─── Task material
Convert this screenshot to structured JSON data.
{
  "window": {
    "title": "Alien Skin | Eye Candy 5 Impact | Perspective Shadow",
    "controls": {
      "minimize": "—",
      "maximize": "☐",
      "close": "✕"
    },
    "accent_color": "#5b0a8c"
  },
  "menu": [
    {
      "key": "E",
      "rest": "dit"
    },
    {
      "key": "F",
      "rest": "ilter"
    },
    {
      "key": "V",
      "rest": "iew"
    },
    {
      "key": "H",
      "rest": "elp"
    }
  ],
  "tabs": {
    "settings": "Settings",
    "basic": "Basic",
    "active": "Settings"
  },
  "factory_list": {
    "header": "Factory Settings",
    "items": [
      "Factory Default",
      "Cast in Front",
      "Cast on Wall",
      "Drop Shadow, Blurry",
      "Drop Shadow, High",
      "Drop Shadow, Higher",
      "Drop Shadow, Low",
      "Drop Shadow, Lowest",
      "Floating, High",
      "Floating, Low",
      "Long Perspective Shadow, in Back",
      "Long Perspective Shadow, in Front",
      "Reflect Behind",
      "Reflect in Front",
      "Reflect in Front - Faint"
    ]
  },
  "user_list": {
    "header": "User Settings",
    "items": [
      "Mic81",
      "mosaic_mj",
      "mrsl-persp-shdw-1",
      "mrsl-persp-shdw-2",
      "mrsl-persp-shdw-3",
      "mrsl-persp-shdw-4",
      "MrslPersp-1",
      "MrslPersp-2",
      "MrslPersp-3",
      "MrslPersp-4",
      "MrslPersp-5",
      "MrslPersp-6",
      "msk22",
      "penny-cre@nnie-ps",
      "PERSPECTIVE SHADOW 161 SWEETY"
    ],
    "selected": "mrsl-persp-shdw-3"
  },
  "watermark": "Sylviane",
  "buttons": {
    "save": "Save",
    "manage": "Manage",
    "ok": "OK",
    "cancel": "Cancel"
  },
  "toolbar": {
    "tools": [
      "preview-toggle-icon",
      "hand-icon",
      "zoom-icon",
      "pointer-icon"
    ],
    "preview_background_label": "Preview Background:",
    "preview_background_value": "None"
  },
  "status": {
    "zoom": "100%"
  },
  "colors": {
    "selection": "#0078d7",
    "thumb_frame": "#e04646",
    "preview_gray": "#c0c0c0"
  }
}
──────
### Requirements
Report only the number of lines in the listing that contain the word "MrslPersp".

### Correct output
6